• ROWS:

━━━━━━━━━━━━━━━━━━━━

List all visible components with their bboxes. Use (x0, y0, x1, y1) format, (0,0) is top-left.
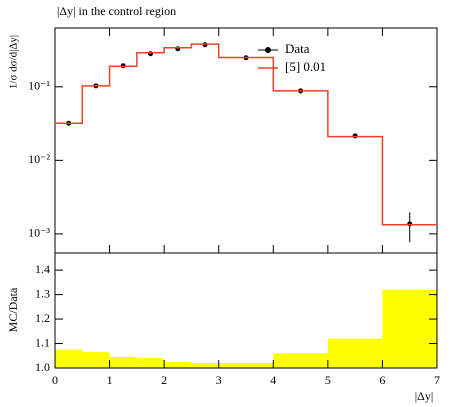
x-tick-label: 6 (379, 373, 385, 387)
legend-label: Data (285, 41, 310, 56)
y-tick-label: 1.0 (35, 360, 50, 374)
y-tick-label: 1.1 (35, 335, 50, 349)
y-tick-label: 1.2 (35, 311, 50, 325)
y-tick-label: 10⁻³ (28, 226, 50, 240)
legend-label: [5] 0.01 (285, 59, 326, 74)
ratio-bar (109, 356, 137, 368)
y-tick-label: 1.3 (35, 286, 50, 300)
ratio-y-axis-label: MC/Data (6, 287, 20, 332)
ratio-bar (382, 289, 437, 368)
ratio-bar (327, 338, 383, 368)
y-tick-label: 1.4 (35, 262, 50, 276)
ratio-bar (191, 363, 219, 368)
x-tick-label: 4 (270, 373, 276, 387)
ratio-bar (55, 349, 83, 368)
ratio-bar (218, 363, 274, 368)
y-axis-label: 1/σ dσ/d|Δy| (8, 35, 20, 89)
mc-step (55, 43, 437, 226)
x-tick-label: 2 (161, 373, 167, 387)
ratio-bar (273, 353, 328, 368)
x-tick-label: 1 (107, 373, 113, 387)
data-point (352, 133, 358, 139)
data-point (407, 221, 413, 227)
x-axis-label: |Δy| (415, 389, 434, 403)
ratio-bar (164, 361, 192, 368)
y-tick-label: 10⁻¹ (28, 79, 50, 93)
ratio-frame (54, 252, 438, 369)
ratio-bar (82, 352, 110, 368)
x-tick-label: 3 (216, 373, 222, 387)
x-tick-label: 7 (434, 373, 440, 387)
chart-title: |Δy| in the control region (57, 4, 176, 18)
ratio-bar (136, 358, 165, 368)
x-tick-label: 5 (325, 373, 331, 387)
legend-marker (265, 47, 271, 53)
y-tick-label: 10⁻² (28, 152, 50, 166)
x-tick-label: 0 (52, 373, 58, 387)
main-frame (54, 27, 438, 254)
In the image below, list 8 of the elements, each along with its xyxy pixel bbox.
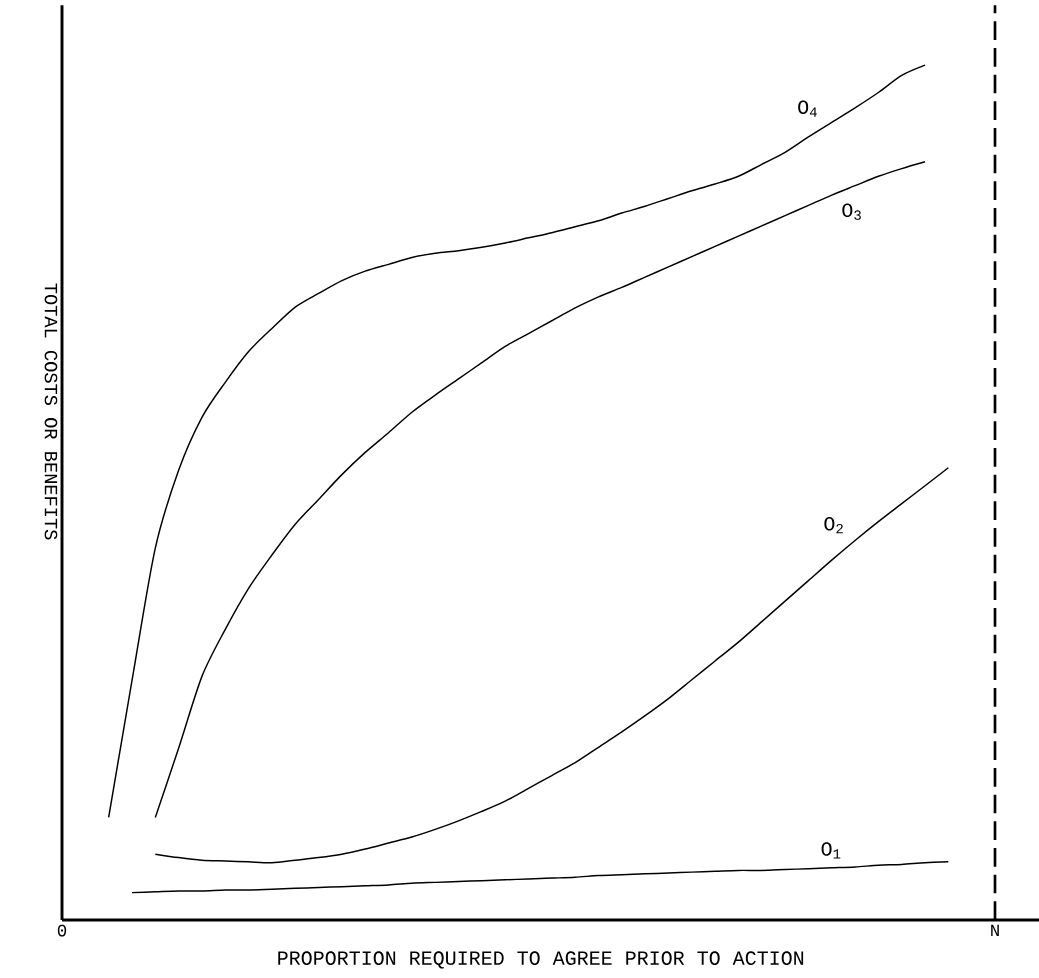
series-label: O$_{3}$	[842, 203, 861, 220]
x-tick-label: 0	[57, 924, 67, 937]
series-label: O$_{1}$	[821, 842, 841, 859]
series-label: O$_{4}$	[798, 100, 817, 117]
x-tick-label: N	[991, 924, 999, 937]
series-label: O$_{2}$	[824, 517, 843, 534]
y-axis-title: TOTAL COSTS OR BENEFITS	[44, 283, 58, 540]
x-axis-title: PROPORTION REQUIRED TO AGREE PRIOR TO ACTION	[278, 951, 804, 969]
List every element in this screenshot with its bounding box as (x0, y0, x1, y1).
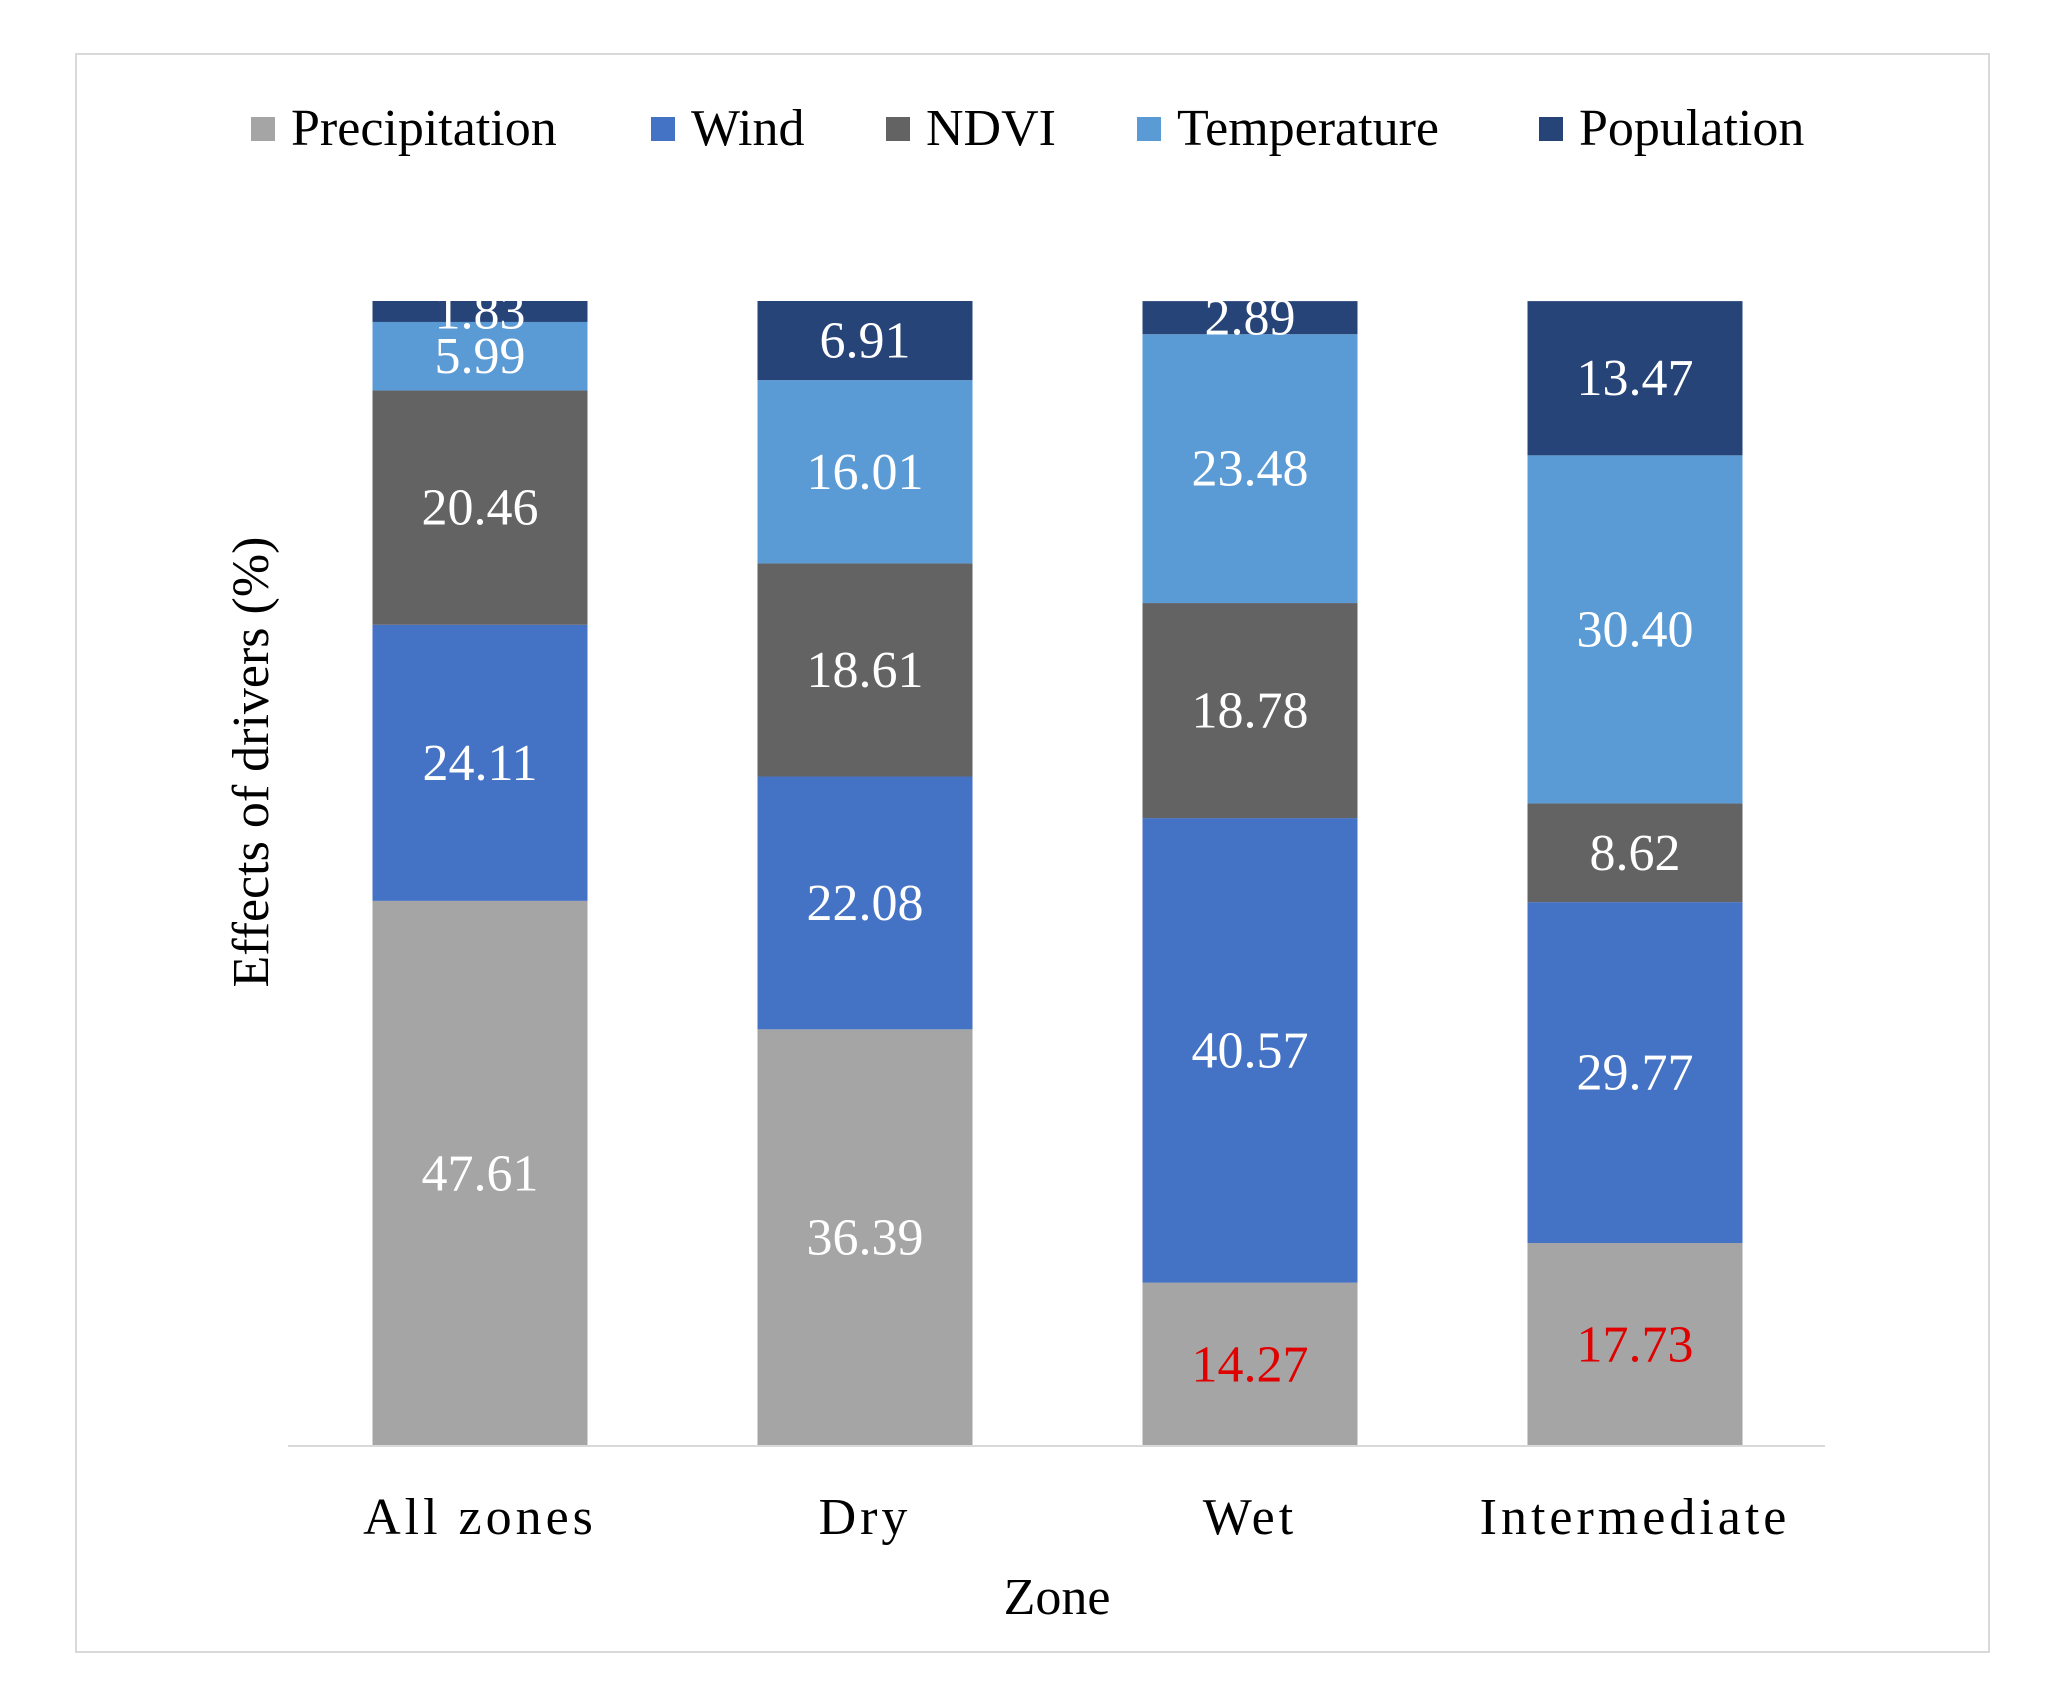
legend-swatch-precipitation (251, 117, 275, 141)
data-label-all-zones-temperature: 5.99 (435, 328, 526, 385)
data-label-all-zones-precipitation: 47.61 (422, 1145, 539, 1202)
x-tick-label-all-zones: All zones (363, 1489, 597, 1546)
data-label-intermediate-wind: 29.77 (1577, 1045, 1694, 1102)
bar-wet-wind (1142, 818, 1358, 1283)
data-label-intermediate-temperature: 30.40 (1577, 601, 1694, 658)
legend-swatch-ndvi (886, 117, 910, 141)
bar-intermediate-precipitation (1527, 1242, 1743, 1446)
data-label-dry-wind: 22.08 (807, 875, 924, 932)
data-label-intermediate-precipitation: 17.73 (1577, 1316, 1694, 1373)
bars: 47.61 24.11 20.46 5.991.83 36.39 22.08 18.61 16… (372, 283, 1743, 1446)
data-label-dry-temperature: 16.01 (807, 444, 924, 501)
bar-all-zones-ndvi (372, 390, 588, 625)
data-label-intermediate-population: 13.47 (1577, 350, 1694, 407)
data-label-dry-ndvi: 18.61 (807, 642, 924, 699)
bar-all-zones-wind (372, 624, 588, 901)
x-tick-label-dry: Dry (819, 1489, 912, 1546)
bar-intermediate-temperature (1527, 455, 1743, 804)
bar-dry-wind (757, 776, 973, 1030)
legend: Precipitation Wind NDVI Temperature Populati… (251, 100, 1804, 157)
bar-all-zones-temperature (372, 321, 588, 391)
y-axis-title: Effects of drivers (%) (223, 537, 280, 988)
bar-wet-population (1142, 301, 1358, 335)
data-label-all-zones-ndvi: 20.46 (422, 480, 539, 537)
data-label-intermediate-ndvi: 8.62 (1590, 825, 1681, 882)
legend-swatch-wind (651, 117, 675, 141)
bar-dry-precipitation (757, 1029, 973, 1446)
bar-all-zones-precipitation (372, 900, 588, 1446)
x-tick-labels: All zones Dry Wet Intermediate (363, 1489, 1791, 1546)
bar-wet-precipitation (1142, 1282, 1358, 1446)
bar-dry-ndvi (757, 563, 973, 777)
data-label-all-zones-population: 1.83 (435, 283, 526, 340)
bar-intermediate-wind (1527, 902, 1743, 1243)
x-tick-label-wet: Wet (1203, 1489, 1297, 1546)
legend-label-precipitation: Precipitation (291, 100, 557, 157)
data-label-wet-population: 2.89 (1205, 290, 1296, 347)
legend-swatch-population (1539, 117, 1563, 141)
legend-label-temperature: Temperature (1177, 100, 1439, 157)
bar-wet-ndvi (1142, 603, 1358, 819)
data-label-wet-wind: 40.57 (1192, 1022, 1309, 1079)
bar-dry-population (757, 301, 973, 381)
bar-intermediate-ndvi (1527, 803, 1743, 903)
legend-label-wind: Wind (691, 100, 804, 157)
data-label-wet-temperature: 23.48 (1192, 441, 1309, 498)
legend-swatch-temperature (1137, 117, 1161, 141)
data-label-wet-ndvi: 18.78 (1192, 683, 1309, 740)
data-label-dry-precipitation: 36.39 (807, 1210, 924, 1267)
bar-intermediate-population (1527, 301, 1743, 456)
legend-label-population: Population (1579, 100, 1804, 157)
bar-all-zones-population (372, 301, 588, 322)
x-tick-label-intermediate: Intermediate (1480, 1489, 1791, 1546)
legend-label-ndvi: NDVI (926, 100, 1056, 157)
data-label-all-zones-wind: 24.11 (422, 735, 537, 792)
bar-dry-temperature (757, 380, 973, 564)
x-axis-title: Zone (1004, 1569, 1111, 1626)
data-label-dry-population: 6.91 (820, 313, 911, 370)
data-label-wet-precipitation: 14.27 (1192, 1336, 1309, 1393)
bar-wet-temperature (1142, 334, 1358, 604)
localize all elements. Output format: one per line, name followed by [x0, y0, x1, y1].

━━━━━━━━━━━━━━━━━━━━

• REQUIRED WORK:
Extract every line of the listing above word for word, leaving out the picture lines.

• EXERCISE RESPONSE:
List all visible components with their bboxes. Use (x0, y0, x1, y1) format, (0,0) is top-left.
x-tick-label: 6 (379, 373, 385, 387)
legend-label: Data (285, 41, 310, 56)
y-tick-label: 1.0 (35, 360, 50, 374)
y-tick-label: 1.1 (35, 335, 50, 349)
y-tick-label: 1.2 (35, 311, 50, 325)
y-tick-label: 10⁻³ (28, 226, 50, 240)
legend-label: [5] 0.01 (285, 59, 326, 74)
ratio-bar (109, 356, 137, 368)
y-tick-label: 1.3 (35, 286, 50, 300)
ratio-y-axis-label: MC/Data (6, 287, 20, 332)
ratio-bar (382, 289, 437, 368)
ratio-bar (327, 338, 383, 368)
y-tick-label: 1.4 (35, 262, 50, 276)
ratio-bar (191, 363, 219, 368)
x-tick-label: 4 (270, 373, 276, 387)
ratio-bar (55, 349, 83, 368)
ratio-bar (218, 363, 274, 368)
y-axis-label: 1/σ dσ/d|Δy| (8, 35, 20, 89)
mc-step (55, 43, 437, 226)
x-tick-label: 2 (161, 373, 167, 387)
ratio-bar (273, 353, 328, 368)
x-tick-label: 1 (107, 373, 113, 387)
data-point (352, 133, 358, 139)
data-point (407, 221, 413, 227)
x-axis-label: |Δy| (415, 389, 434, 403)
ratio-bar (164, 361, 192, 368)
y-tick-label: 10⁻¹ (28, 79, 50, 93)
ratio-frame (54, 252, 438, 369)
ratio-bar (82, 352, 110, 368)
x-tick-label: 3 (216, 373, 222, 387)
x-tick-label: 7 (434, 373, 440, 387)
chart-title: |Δy| in the control region (57, 4, 176, 18)
ratio-bar (136, 358, 165, 368)
x-tick-label: 5 (325, 373, 331, 387)
legend-marker (265, 47, 271, 53)
y-tick-label: 10⁻² (28, 152, 50, 166)
x-tick-label: 0 (52, 373, 58, 387)
main-frame (54, 27, 438, 254)
In the image below, list 8 of the elements, each along with its xyxy pixel bbox.
series-label: O$_{3}$	[842, 203, 861, 220]
x-tick-label: 0	[57, 924, 67, 937]
series-label: O$_{1}$	[821, 842, 841, 859]
series-label: O$_{4}$	[798, 100, 817, 117]
x-tick-label: N	[991, 924, 999, 937]
series-label: O$_{2}$	[824, 517, 843, 534]
y-axis-title: TOTAL COSTS OR BENEFITS	[44, 283, 58, 540]
x-axis-title: PROPORTION REQUIRED TO AGREE PRIOR TO ACTION	[278, 951, 804, 969]
List every element in this screenshot with its bounding box as (x0, y0, x1, y1).
legend-swatch-precipitation (251, 117, 275, 141)
data-label-all-zones-temperature: 5.99 (435, 328, 526, 385)
data-label-all-zones-precipitation: 47.61 (422, 1145, 539, 1202)
x-tick-label-all-zones: All zones (363, 1489, 597, 1546)
data-label-intermediate-wind: 29.77 (1577, 1045, 1694, 1102)
bar-wet-wind (1142, 818, 1358, 1283)
data-label-intermediate-temperature: 30.40 (1577, 601, 1694, 658)
legend-swatch-ndvi (886, 117, 910, 141)
bar-intermediate-precipitation (1527, 1242, 1743, 1446)
data-label-dry-wind: 22.08 (807, 875, 924, 932)
data-label-intermediate-precipitation: 17.73 (1577, 1316, 1694, 1373)
bars: 47.61 24.11 20.46 5.991.83 36.39 22.08 18.61 16… (372, 283, 1743, 1446)
data-label-dry-temperature: 16.01 (807, 444, 924, 501)
bar-all-zones-ndvi (372, 390, 588, 625)
data-label-intermediate-population: 13.47 (1577, 350, 1694, 407)
data-label-dry-ndvi: 18.61 (807, 642, 924, 699)
bar-all-zones-wind (372, 624, 588, 901)
x-tick-label-dry: Dry (819, 1489, 912, 1546)
bar-intermediate-temperature (1527, 455, 1743, 804)
bar-dry-wind (757, 776, 973, 1030)
legend: Precipitation Wind NDVI Temperature Populati… (251, 100, 1804, 157)
bar-all-zones-temperature (372, 321, 588, 391)
y-axis-title: Effects of drivers (%) (223, 537, 280, 988)
bar-wet-population (1142, 301, 1358, 335)
data-label-all-zones-ndvi: 20.46 (422, 480, 539, 537)
data-label-intermediate-ndvi: 8.62 (1590, 825, 1681, 882)
legend-swatch-wind (651, 117, 675, 141)
bar-dry-precipitation (757, 1029, 973, 1446)
bar-all-zones-precipitation (372, 900, 588, 1446)
x-tick-labels: All zones Dry Wet Intermediate (363, 1489, 1791, 1546)
bar-wet-precipitation (1142, 1282, 1358, 1446)
bar-dry-ndvi (757, 563, 973, 777)
data-label-all-zones-population: 1.83 (435, 283, 526, 340)
bar-intermediate-wind (1527, 902, 1743, 1243)
x-tick-label-wet: Wet (1203, 1489, 1297, 1546)
legend-label-precipitation: Precipitation (291, 100, 557, 157)
data-label-wet-population: 2.89 (1205, 290, 1296, 347)
legend-swatch-population (1539, 117, 1563, 141)
legend-label-temperature: Temperature (1177, 100, 1439, 157)
bar-wet-ndvi (1142, 603, 1358, 819)
data-label-wet-wind: 40.57 (1192, 1022, 1309, 1079)
bar-dry-population (757, 301, 973, 381)
bar-intermediate-ndvi (1527, 803, 1743, 903)
legend-label-wind: Wind (691, 100, 804, 157)
data-label-wet-temperature: 23.48 (1192, 441, 1309, 498)
legend-swatch-temperature (1137, 117, 1161, 141)
data-label-wet-ndvi: 18.78 (1192, 683, 1309, 740)
data-label-dry-precipitation: 36.39 (807, 1210, 924, 1267)
bar-intermediate-population (1527, 301, 1743, 456)
legend-label-population: Population (1579, 100, 1804, 157)
bar-all-zones-population (372, 301, 588, 322)
x-tick-label-intermediate: Intermediate (1480, 1489, 1791, 1546)
legend-label-ndvi: NDVI (926, 100, 1056, 157)
data-label-all-zones-wind: 24.11 (422, 735, 537, 792)
bar-dry-temperature (757, 380, 973, 564)
x-axis-title: Zone (1004, 1569, 1111, 1626)
data-label-dry-population: 6.91 (820, 313, 911, 370)
data-label-wet-precipitation: 14.27 (1192, 1336, 1309, 1393)
bar-wet-temperature (1142, 334, 1358, 604)
localize all elements. Output format: one per line, name followed by [x0, y0, x1, y1].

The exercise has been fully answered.